WHAT IS ASKED:
Copy each line of the data below exactly, leaving out pictures.

MATERIAL PROVIDED:

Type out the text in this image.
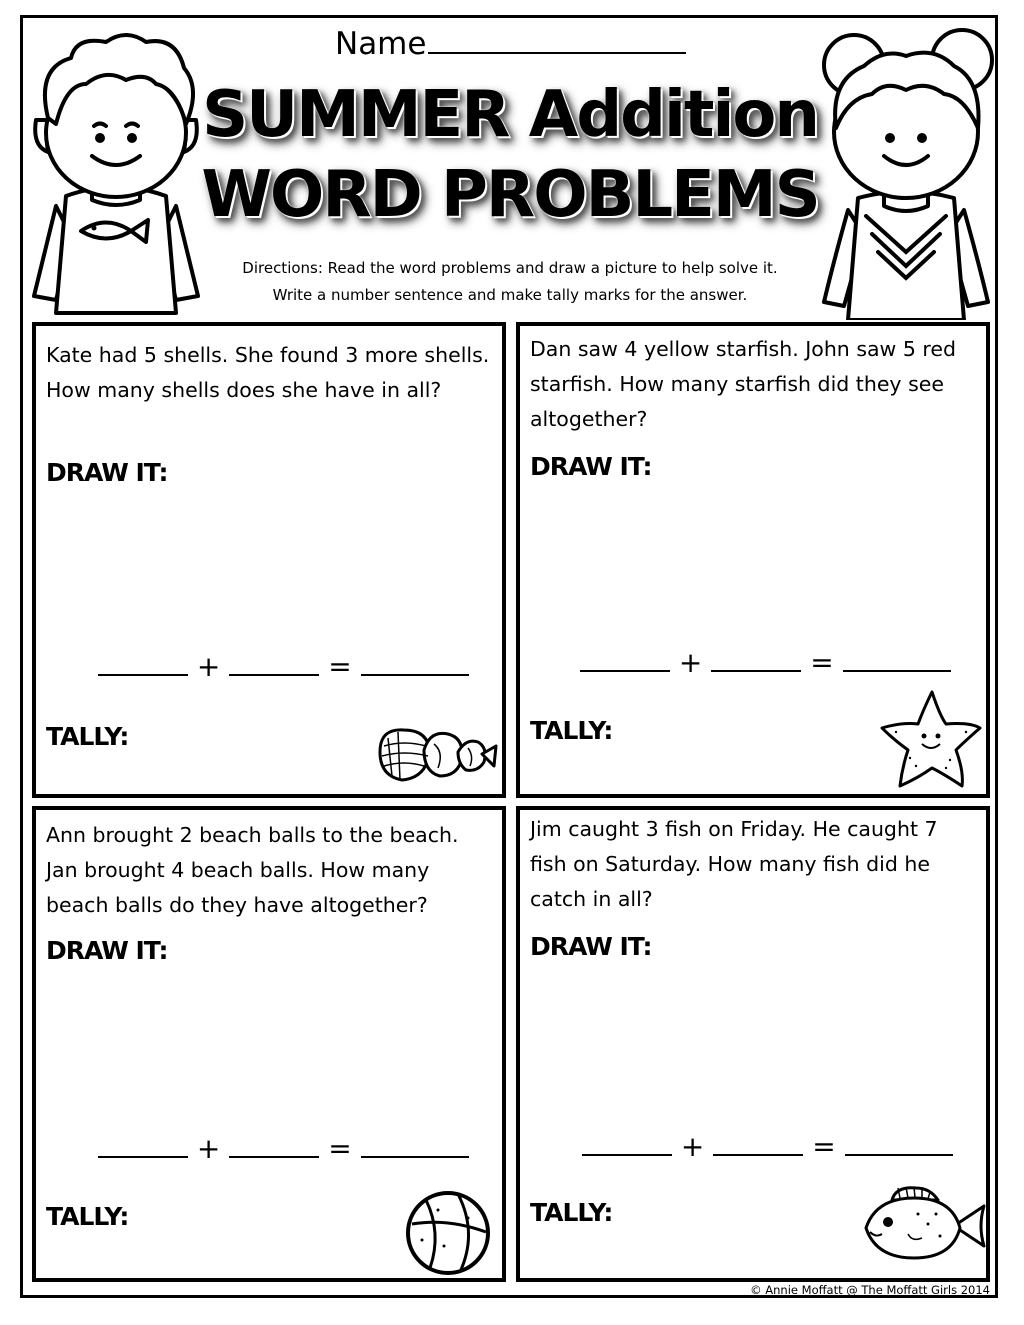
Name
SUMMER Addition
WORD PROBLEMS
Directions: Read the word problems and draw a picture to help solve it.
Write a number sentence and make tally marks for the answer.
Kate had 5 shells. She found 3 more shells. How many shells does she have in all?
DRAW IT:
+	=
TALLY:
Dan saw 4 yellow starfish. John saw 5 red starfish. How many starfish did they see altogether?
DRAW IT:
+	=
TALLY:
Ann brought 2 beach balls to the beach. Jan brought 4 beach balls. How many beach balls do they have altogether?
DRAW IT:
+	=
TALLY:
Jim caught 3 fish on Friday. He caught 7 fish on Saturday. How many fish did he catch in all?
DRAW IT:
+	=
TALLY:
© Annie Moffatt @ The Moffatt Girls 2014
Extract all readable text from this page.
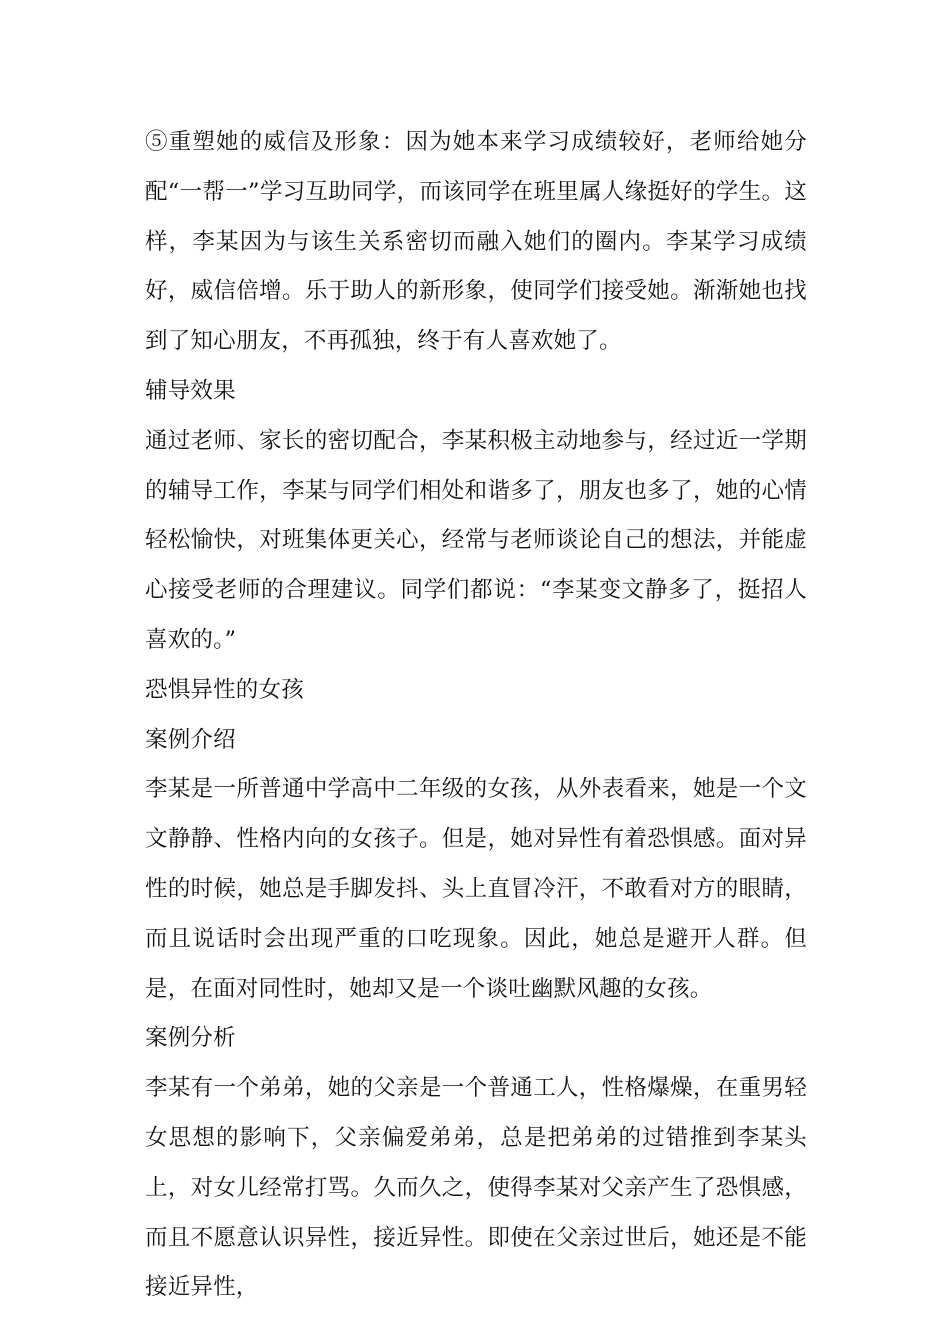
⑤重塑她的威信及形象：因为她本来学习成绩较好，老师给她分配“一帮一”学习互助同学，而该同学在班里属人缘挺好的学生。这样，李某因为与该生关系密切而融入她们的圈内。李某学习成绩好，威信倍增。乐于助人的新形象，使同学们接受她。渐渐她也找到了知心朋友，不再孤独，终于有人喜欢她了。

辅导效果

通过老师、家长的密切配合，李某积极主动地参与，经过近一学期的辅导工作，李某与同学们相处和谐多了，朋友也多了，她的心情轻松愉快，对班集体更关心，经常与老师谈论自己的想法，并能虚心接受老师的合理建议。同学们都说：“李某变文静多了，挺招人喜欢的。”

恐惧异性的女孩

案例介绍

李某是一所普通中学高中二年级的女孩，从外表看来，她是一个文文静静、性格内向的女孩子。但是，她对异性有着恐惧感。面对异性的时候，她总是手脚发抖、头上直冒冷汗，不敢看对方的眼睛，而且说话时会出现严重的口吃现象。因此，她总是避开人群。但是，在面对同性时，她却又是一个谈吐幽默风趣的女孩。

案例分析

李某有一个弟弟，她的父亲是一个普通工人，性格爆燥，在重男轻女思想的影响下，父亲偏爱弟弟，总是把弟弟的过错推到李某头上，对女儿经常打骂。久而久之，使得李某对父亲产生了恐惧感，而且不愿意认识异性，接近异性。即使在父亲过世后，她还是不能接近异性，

FULL OUTPUT:
Type out the text in this image.
Name
SUMMER Addition
WORD PROBLEMS
Directions: Read the word problems and draw a picture to help solve it.
Write a number sentence and make tally marks for the answer.
Kate had 5 shells. She found 3 more shells. How many shells does she have in all?
DRAW IT:
+	=
TALLY:
Dan saw 4 yellow starfish. John saw 5 red starfish. How many starfish did they see altogether?
DRAW IT:
+	=
TALLY:
Ann brought 2 beach balls to the beach. Jan brought 4 beach balls. How many beach balls do they have altogether?
DRAW IT:
+	=
TALLY:
Jim caught 3 fish on Friday. He caught 7 fish on Saturday. How many fish did he catch in all?
DRAW IT:
+	=
TALLY:
© Annie Moffatt @ The Moffatt Girls 2014
Extract all readable text from this page.
⑤重塑她的威信及形象：因为她本来学习成绩较好，老师给她分配“一帮一”学习互助同学，而该同学在班里属人缘挺好的学生。这样，李某因为与该生关系密切而融入她们的圈内。李某学习成绩好，威信倍增。乐于助人的新形象，使同学们接受她。渐渐她也找到了知心朋友，不再孤独，终于有人喜欢她了。

辅导效果

通过老师、家长的密切配合，李某积极主动地参与，经过近一学期的辅导工作，李某与同学们相处和谐多了，朋友也多了，她的心情轻松愉快，对班集体更关心，经常与老师谈论自己的想法，并能虚心接受老师的合理建议。同学们都说：“李某变文静多了，挺招人喜欢的。”

恐惧异性的女孩

案例介绍

李某是一所普通中学高中二年级的女孩，从外表看来，她是一个文文静静、性格内向的女孩子。但是，她对异性有着恐惧感。面对异性的时候，她总是手脚发抖、头上直冒冷汗，不敢看对方的眼睛，而且说话时会出现严重的口吃现象。因此，她总是避开人群。但是，在面对同性时，她却又是一个谈吐幽默风趣的女孩。

案例分析

李某有一个弟弟，她的父亲是一个普通工人，性格爆燥，在重男轻女思想的影响下，父亲偏爱弟弟，总是把弟弟的过错推到李某头上，对女儿经常打骂。久而久之，使得李某对父亲产生了恐惧感，而且不愿意认识异性，接近异性。即使在父亲过世后，她还是不能接近异性，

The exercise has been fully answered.